Repeat the entries exactly as they appear.

== Supplied records ==

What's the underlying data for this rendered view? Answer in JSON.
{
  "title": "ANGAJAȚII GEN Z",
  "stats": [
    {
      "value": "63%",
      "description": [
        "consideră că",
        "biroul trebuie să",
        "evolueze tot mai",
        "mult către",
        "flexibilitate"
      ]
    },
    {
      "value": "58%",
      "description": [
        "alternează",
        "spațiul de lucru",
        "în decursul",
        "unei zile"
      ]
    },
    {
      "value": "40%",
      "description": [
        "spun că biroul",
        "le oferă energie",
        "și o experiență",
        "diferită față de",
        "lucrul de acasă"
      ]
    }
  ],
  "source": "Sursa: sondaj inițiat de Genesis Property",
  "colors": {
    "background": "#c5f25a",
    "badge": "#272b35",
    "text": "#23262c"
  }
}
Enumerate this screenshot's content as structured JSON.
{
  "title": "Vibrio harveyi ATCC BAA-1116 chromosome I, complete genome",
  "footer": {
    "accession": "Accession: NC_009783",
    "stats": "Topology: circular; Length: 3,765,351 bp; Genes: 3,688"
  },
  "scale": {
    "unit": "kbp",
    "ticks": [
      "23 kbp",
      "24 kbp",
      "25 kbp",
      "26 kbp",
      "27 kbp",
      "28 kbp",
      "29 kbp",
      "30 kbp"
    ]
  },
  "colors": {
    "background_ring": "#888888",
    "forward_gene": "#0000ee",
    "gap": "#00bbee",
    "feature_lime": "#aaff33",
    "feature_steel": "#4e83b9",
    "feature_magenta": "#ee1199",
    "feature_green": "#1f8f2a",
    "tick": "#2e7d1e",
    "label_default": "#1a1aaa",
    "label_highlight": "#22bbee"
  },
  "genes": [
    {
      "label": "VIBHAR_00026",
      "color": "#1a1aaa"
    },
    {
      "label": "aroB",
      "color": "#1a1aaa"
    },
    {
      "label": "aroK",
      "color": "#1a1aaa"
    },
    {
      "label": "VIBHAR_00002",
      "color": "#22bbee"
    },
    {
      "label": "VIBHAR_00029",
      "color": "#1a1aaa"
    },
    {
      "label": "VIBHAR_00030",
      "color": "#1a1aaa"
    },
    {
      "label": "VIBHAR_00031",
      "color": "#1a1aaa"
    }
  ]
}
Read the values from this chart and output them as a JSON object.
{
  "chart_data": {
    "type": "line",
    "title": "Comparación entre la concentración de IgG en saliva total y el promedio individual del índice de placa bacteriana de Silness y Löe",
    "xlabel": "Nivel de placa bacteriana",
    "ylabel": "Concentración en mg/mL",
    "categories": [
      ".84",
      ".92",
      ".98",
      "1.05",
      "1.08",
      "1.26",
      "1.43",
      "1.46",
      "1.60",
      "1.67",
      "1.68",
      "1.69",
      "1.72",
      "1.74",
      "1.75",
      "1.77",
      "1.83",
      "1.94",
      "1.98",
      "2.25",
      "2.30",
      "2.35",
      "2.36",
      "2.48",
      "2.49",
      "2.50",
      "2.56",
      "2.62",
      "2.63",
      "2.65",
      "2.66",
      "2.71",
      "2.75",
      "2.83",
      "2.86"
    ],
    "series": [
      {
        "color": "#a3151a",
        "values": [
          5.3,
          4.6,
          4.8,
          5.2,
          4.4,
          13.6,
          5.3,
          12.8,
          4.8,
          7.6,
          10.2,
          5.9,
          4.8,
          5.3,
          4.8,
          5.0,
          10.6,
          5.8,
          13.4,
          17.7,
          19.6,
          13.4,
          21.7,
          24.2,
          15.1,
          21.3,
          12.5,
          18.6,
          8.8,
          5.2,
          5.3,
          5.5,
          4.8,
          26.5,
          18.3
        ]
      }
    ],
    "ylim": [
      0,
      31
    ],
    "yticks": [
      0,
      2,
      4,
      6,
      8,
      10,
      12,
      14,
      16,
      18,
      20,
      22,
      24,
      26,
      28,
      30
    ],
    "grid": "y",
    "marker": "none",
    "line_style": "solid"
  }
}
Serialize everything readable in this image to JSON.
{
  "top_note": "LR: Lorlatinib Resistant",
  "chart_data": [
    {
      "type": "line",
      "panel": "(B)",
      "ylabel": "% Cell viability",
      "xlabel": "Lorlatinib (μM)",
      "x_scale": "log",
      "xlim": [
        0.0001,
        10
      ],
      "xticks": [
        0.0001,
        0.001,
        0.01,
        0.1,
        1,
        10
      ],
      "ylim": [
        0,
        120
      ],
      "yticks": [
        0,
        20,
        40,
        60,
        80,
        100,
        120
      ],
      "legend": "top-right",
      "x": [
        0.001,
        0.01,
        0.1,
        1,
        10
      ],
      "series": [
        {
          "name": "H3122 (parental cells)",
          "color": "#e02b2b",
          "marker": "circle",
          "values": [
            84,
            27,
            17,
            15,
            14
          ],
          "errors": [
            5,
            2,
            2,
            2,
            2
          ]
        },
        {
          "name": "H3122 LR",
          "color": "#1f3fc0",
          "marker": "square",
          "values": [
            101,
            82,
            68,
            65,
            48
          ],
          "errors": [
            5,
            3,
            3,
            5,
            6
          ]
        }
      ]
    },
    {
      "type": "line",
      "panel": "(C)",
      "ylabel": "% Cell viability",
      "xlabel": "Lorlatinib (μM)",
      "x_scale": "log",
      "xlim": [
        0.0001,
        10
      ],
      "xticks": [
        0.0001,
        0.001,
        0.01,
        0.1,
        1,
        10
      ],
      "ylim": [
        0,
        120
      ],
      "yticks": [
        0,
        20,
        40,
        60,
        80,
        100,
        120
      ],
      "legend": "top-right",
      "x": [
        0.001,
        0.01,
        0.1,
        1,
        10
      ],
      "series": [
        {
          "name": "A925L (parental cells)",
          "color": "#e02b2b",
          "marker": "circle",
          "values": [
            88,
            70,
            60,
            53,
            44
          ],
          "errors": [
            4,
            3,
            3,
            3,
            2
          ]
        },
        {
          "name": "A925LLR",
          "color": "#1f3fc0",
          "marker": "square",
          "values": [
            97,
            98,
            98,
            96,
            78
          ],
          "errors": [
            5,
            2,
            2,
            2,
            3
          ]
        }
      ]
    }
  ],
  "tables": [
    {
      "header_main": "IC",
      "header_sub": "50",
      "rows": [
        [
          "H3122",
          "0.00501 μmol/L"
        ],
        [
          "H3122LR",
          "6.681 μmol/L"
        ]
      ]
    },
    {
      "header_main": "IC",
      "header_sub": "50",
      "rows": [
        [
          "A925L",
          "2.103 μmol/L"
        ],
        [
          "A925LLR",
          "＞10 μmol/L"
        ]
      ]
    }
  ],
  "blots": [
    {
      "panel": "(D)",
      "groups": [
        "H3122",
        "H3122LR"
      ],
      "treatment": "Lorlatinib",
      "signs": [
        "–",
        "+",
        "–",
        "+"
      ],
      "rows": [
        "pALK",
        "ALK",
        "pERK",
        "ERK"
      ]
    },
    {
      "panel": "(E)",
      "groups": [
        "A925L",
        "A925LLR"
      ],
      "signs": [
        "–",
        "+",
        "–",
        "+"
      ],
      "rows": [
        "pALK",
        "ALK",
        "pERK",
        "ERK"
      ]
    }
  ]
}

===

_Exercise solution_
What's the underlying data for this rendered view? Answer in JSON.
{
  "title": "ANGAJAȚII GEN Z",
  "stats": [
    {
      "value": "63%",
      "description": [
        "consideră că",
        "biroul trebuie să",
        "evolueze tot mai",
        "mult către",
        "flexibilitate"
      ]
    },
    {
      "value": "58%",
      "description": [
        "alternează",
        "spațiul de lucru",
        "în decursul",
        "unei zile"
      ]
    },
    {
      "value": "40%",
      "description": [
        "spun că biroul",
        "le oferă energie",
        "și o experiență",
        "diferită față de",
        "lucrul de acasă"
      ]
    }
  ],
  "source": "Sursa: sondaj inițiat de Genesis Property",
  "colors": {
    "background": "#c5f25a",
    "badge": "#272b35",
    "text": "#23262c"
  }
}
Enumerate this screenshot's content as structured JSON.
{
  "title": "Vibrio harveyi ATCC BAA-1116 chromosome I, complete genome",
  "footer": {
    "accession": "Accession: NC_009783",
    "stats": "Topology: circular; Length: 3,765,351 bp; Genes: 3,688"
  },
  "scale": {
    "unit": "kbp",
    "ticks": [
      "23 kbp",
      "24 kbp",
      "25 kbp",
      "26 kbp",
      "27 kbp",
      "28 kbp",
      "29 kbp",
      "30 kbp"
    ]
  },
  "colors": {
    "background_ring": "#888888",
    "forward_gene": "#0000ee",
    "gap": "#00bbee",
    "feature_lime": "#aaff33",
    "feature_steel": "#4e83b9",
    "feature_magenta": "#ee1199",
    "feature_green": "#1f8f2a",
    "tick": "#2e7d1e",
    "label_default": "#1a1aaa",
    "label_highlight": "#22bbee"
  },
  "genes": [
    {
      "label": "VIBHAR_00026",
      "color": "#1a1aaa"
    },
    {
      "label": "aroB",
      "color": "#1a1aaa"
    },
    {
      "label": "aroK",
      "color": "#1a1aaa"
    },
    {
      "label": "VIBHAR_00002",
      "color": "#22bbee"
    },
    {
      "label": "VIBHAR_00029",
      "color": "#1a1aaa"
    },
    {
      "label": "VIBHAR_00030",
      "color": "#1a1aaa"
    },
    {
      "label": "VIBHAR_00031",
      "color": "#1a1aaa"
    }
  ]
}
Read the values from this chart and output them as a JSON object.
{
  "chart_data": {
    "type": "line",
    "title": "Comparación entre la concentración de IgG en saliva total y el promedio individual del índice de placa bacteriana de Silness y Löe",
    "xlabel": "Nivel de placa bacteriana",
    "ylabel": "Concentración en mg/mL",
    "categories": [
      ".84",
      ".92",
      ".98",
      "1.05",
      "1.08",
      "1.26",
      "1.43",
      "1.46",
      "1.60",
      "1.67",
      "1.68",
      "1.69",
      "1.72",
      "1.74",
      "1.75",
      "1.77",
      "1.83",
      "1.94",
      "1.98",
      "2.25",
      "2.30",
      "2.35",
      "2.36",
      "2.48",
      "2.49",
      "2.50",
      "2.56",
      "2.62",
      "2.63",
      "2.65",
      "2.66",
      "2.71",
      "2.75",
      "2.83",
      "2.86"
    ],
    "series": [
      {
        "color": "#a3151a",
        "values": [
          5.3,
          4.6,
          4.8,
          5.2,
          4.4,
          13.6,
          5.3,
          12.8,
          4.8,
          7.6,
          10.2,
          5.9,
          4.8,
          5.3,
          4.8,
          5.0,
          10.6,
          5.8,
          13.4,
          17.7,
          19.6,
          13.4,
          21.7,
          24.2,
          15.1,
          21.3,
          12.5,
          18.6,
          8.8,
          5.2,
          5.3,
          5.5,
          4.8,
          26.5,
          18.3
        ]
      }
    ],
    "ylim": [
      0,
      31
    ],
    "yticks": [
      0,
      2,
      4,
      6,
      8,
      10,
      12,
      14,
      16,
      18,
      20,
      22,
      24,
      26,
      28,
      30
    ],
    "grid": "y",
    "marker": "none",
    "line_style": "solid"
  }
}
Serialize everything readable in this image to JSON.
{
  "top_note": "LR: Lorlatinib Resistant",
  "chart_data": [
    {
      "type": "line",
      "panel": "(B)",
      "ylabel": "% Cell viability",
      "xlabel": "Lorlatinib (μM)",
      "x_scale": "log",
      "xlim": [
        0.0001,
        10
      ],
      "xticks": [
        0.0001,
        0.001,
        0.01,
        0.1,
        1,
        10
      ],
      "ylim": [
        0,
        120
      ],
      "yticks": [
        0,
        20,
        40,
        60,
        80,
        100,
        120
      ],
      "legend": "top-right",
      "x": [
        0.001,
        0.01,
        0.1,
        1,
        10
      ],
      "series": [
        {
          "name": "H3122 (parental cells)",
          "color": "#e02b2b",
          "marker": "circle",
          "values": [
            84,
            27,
            17,
            15,
            14
          ],
          "errors": [
            5,
            2,
            2,
            2,
            2
          ]
        },
        {
          "name": "H3122 LR",
          "color": "#1f3fc0",
          "marker": "square",
          "values": [
            101,
            82,
            68,
            65,
            48
          ],
          "errors": [
            5,
            3,
            3,
            5,
            6
          ]
        }
      ]
    },
    {
      "type": "line",
      "panel": "(C)",
      "ylabel": "% Cell viability",
      "xlabel": "Lorlatinib (μM)",
      "x_scale": "log",
      "xlim": [
        0.0001,
        10
      ],
      "xticks": [
        0.0001,
        0.001,
        0.01,
        0.1,
        1,
        10
      ],
      "ylim": [
        0,
        120
      ],
      "yticks": [
        0,
        20,
        40,
        60,
        80,
        100,
        120
      ],
      "legend": "top-right",
      "x": [
        0.001,
        0.01,
        0.1,
        1,
        10
      ],
      "series": [
        {
          "name": "A925L (parental cells)",
          "color": "#e02b2b",
          "marker": "circle",
          "values": [
            88,
            70,
            60,
            53,
            44
          ],
          "errors": [
            4,
            3,
            3,
            3,
            2
          ]
        },
        {
          "name": "A925LLR",
          "color": "#1f3fc0",
          "marker": "square",
          "values": [
            97,
            98,
            98,
            96,
            78
          ],
          "errors": [
            5,
            2,
            2,
            2,
            3
          ]
        }
      ]
    }
  ],
  "tables": [
    {
      "header_main": "IC",
      "header_sub": "50",
      "rows": [
        [
          "H3122",
          "0.00501 μmol/L"
        ],
        [
          "H3122LR",
          "6.681 μmol/L"
        ]
      ]
    },
    {
      "header_main": "IC",
      "header_sub": "50",
      "rows": [
        [
          "A925L",
          "2.103 μmol/L"
        ],
        [
          "A925LLR",
          "＞10 μmol/L"
        ]
      ]
    }
  ],
  "blots": [
    {
      "panel": "(D)",
      "groups": [
        "H3122",
        "H3122LR"
      ],
      "treatment": "Lorlatinib",
      "signs": [
        "–",
        "+",
        "–",
        "+"
      ],
      "rows": [
        "pALK",
        "ALK",
        "pERK",
        "ERK"
      ]
    },
    {
      "panel": "(E)",
      "groups": [
        "A925L",
        "A925LLR"
      ],
      "signs": [
        "–",
        "+",
        "–",
        "+"
      ],
      "rows": [
        "pALK",
        "ALK",
        "pERK",
        "ERK"
      ]
    }
  ]
}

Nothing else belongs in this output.